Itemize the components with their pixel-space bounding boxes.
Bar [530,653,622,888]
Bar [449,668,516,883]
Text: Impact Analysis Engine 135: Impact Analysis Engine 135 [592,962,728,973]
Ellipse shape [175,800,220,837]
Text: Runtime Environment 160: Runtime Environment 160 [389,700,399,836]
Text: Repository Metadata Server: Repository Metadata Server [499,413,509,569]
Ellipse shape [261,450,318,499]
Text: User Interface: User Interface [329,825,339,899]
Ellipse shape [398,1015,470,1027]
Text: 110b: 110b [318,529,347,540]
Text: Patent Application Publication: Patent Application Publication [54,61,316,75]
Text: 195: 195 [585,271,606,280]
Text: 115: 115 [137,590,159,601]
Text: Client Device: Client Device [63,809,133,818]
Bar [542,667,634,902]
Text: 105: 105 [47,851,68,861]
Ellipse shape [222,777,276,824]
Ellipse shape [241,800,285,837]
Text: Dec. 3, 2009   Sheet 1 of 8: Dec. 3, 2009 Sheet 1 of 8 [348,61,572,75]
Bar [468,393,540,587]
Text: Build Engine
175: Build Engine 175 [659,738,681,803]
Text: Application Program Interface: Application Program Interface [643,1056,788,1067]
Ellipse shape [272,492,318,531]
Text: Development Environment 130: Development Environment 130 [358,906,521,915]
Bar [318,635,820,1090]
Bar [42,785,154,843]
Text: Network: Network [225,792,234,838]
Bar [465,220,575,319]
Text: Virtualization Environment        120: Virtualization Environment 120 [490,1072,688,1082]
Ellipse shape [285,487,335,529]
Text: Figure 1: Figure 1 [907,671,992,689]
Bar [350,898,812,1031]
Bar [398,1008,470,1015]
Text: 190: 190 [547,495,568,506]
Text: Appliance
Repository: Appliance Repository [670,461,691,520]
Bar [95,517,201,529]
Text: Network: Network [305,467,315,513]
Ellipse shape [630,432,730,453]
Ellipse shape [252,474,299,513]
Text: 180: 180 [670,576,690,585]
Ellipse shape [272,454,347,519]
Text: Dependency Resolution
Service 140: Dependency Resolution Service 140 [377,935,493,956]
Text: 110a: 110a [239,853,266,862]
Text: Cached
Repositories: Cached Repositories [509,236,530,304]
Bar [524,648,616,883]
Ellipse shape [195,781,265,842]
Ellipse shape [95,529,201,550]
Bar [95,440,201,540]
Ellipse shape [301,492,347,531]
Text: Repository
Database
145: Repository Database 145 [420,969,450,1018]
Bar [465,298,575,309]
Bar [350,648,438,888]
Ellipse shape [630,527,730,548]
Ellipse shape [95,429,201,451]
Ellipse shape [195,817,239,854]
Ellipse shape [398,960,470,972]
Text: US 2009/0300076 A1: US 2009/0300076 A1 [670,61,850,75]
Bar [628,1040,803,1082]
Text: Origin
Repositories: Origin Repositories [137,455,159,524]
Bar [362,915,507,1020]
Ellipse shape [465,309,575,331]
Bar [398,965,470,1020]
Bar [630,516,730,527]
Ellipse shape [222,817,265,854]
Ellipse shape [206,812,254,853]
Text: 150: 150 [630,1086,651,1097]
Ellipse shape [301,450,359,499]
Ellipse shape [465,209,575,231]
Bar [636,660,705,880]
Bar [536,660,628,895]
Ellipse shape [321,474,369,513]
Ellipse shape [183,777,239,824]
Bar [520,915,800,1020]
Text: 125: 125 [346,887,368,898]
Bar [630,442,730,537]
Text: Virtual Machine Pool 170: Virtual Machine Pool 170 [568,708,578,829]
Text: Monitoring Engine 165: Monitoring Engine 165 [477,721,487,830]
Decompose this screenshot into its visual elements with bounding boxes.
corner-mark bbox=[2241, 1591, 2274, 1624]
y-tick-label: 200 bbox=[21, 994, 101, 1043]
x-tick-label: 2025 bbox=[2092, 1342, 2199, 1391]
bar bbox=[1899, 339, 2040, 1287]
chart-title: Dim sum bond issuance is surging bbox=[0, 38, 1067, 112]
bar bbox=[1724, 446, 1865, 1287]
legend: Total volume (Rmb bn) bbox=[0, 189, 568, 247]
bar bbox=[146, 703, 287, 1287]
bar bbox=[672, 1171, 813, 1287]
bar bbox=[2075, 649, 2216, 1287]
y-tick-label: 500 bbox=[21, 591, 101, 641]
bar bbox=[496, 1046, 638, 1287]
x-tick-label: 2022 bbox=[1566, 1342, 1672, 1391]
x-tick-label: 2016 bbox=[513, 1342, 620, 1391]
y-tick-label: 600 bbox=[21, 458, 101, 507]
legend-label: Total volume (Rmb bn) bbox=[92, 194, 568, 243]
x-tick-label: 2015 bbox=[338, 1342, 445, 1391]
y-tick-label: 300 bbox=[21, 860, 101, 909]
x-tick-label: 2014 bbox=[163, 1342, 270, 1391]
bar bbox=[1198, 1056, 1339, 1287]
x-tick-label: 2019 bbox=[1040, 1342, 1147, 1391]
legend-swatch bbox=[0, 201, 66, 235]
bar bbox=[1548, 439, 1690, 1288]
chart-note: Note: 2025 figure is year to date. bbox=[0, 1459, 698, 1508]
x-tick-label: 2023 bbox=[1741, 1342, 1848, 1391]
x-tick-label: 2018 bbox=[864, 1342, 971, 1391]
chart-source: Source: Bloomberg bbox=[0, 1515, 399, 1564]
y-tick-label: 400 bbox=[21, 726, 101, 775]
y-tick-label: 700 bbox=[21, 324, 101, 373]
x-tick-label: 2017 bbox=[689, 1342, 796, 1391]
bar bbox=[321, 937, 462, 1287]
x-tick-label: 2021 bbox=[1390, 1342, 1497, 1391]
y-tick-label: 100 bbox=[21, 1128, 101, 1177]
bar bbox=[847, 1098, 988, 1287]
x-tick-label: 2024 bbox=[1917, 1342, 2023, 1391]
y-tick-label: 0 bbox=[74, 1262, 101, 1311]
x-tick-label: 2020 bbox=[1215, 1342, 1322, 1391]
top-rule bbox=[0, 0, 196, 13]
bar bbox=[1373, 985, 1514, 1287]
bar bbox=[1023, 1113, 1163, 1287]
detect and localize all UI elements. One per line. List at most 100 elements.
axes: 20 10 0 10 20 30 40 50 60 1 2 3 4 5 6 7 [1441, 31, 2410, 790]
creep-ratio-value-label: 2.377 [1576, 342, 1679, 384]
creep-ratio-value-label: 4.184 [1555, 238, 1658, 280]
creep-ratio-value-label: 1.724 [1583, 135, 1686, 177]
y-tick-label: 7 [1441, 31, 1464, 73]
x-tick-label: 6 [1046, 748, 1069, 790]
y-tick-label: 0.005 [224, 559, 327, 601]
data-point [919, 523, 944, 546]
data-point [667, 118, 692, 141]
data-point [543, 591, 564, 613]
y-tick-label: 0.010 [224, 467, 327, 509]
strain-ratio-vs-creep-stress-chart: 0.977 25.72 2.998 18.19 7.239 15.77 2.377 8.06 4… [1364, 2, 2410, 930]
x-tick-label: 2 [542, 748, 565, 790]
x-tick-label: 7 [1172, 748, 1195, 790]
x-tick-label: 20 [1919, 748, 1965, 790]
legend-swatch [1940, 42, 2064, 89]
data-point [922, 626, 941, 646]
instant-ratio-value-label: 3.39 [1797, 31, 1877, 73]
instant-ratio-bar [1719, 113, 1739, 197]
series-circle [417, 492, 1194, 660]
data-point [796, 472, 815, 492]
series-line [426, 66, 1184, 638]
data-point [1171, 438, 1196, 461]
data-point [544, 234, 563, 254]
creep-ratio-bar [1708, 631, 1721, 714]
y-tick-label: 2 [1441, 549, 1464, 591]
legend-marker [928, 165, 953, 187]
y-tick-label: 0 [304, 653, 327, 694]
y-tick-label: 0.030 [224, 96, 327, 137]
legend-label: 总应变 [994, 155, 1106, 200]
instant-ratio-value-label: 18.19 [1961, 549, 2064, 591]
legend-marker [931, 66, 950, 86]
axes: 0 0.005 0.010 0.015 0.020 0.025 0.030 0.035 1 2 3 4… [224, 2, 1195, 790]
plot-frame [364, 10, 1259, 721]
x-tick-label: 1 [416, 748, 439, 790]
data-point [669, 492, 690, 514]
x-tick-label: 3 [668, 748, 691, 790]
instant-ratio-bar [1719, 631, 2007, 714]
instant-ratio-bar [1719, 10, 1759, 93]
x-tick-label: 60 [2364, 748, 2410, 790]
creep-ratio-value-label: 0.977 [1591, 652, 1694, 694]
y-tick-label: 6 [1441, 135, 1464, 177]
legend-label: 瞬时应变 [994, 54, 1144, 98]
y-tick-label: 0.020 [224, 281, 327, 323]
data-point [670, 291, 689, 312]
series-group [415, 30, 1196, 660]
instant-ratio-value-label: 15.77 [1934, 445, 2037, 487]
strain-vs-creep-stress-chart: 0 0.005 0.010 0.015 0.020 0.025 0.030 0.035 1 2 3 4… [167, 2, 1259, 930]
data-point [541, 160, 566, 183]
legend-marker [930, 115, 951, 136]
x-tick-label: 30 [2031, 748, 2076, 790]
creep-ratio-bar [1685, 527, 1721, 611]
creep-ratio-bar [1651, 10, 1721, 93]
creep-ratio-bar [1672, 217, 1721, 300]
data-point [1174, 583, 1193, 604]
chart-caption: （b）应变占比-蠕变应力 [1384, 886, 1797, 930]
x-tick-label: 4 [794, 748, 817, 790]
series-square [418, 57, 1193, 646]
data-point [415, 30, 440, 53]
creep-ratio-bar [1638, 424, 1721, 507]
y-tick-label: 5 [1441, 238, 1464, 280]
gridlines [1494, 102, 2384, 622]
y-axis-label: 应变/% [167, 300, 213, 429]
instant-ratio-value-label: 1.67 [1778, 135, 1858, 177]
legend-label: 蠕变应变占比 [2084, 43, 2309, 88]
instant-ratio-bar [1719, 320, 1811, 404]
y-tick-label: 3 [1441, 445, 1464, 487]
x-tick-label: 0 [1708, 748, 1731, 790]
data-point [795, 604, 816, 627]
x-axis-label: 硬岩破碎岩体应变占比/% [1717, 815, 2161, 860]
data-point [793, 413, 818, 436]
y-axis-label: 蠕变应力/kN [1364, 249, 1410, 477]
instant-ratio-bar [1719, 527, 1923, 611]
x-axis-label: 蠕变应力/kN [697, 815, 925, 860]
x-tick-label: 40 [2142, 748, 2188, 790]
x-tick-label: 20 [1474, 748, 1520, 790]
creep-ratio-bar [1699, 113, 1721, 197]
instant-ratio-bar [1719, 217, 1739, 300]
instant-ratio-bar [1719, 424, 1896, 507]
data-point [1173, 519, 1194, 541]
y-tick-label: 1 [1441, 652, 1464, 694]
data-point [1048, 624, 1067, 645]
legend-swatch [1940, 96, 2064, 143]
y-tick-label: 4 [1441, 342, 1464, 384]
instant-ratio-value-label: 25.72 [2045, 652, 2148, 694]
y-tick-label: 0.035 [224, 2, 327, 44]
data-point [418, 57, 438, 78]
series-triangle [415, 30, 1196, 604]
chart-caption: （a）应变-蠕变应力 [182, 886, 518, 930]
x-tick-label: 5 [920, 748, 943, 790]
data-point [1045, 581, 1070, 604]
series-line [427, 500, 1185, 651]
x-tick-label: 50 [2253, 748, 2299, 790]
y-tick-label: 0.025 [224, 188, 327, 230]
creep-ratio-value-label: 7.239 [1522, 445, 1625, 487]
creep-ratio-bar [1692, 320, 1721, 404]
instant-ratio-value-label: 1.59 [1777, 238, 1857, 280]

● ● ●

[Task objective] Copy the records from their start through the line containing "Text: Dec. 3, 2009", substituting "Oval shape" for every "Ellipse shape" and leaving everything else the same.

[Solution for this problem]
Itemize the components with their pixel-space bounding boxes.
Bar [530,653,622,888]
Bar [449,668,516,883]
Text: Impact Analysis Engine 135: Impact Analysis Engine 135 [592,962,728,973]
Oval shape [175,800,220,837]
Text: Runtime Environment 160: Runtime Environment 160 [389,700,399,836]
Text: Repository Metadata Server: Repository Metadata Server [499,413,509,569]
Oval shape [261,450,318,499]
Text: User Interface: User Interface [329,825,339,899]
Oval shape [398,1015,470,1027]
Text: 110b: 110b [318,529,347,540]
Text: Patent Application Publication: Patent Application Publication [54,61,316,75]
Text: 195: 195 [585,271,606,280]
Text: 115: 115 [137,590,159,601]
Text: Client Device: Client Device [63,809,133,818]
Bar [542,667,634,902]
Text: 105: 105 [47,851,68,861]
Oval shape [222,777,276,824]
Oval shape [241,800,285,837]
Text: Dec. 3, 2009   Sheet 1 of 8: Dec. 3, 2009 Sheet 1 of 8 [348,61,572,75]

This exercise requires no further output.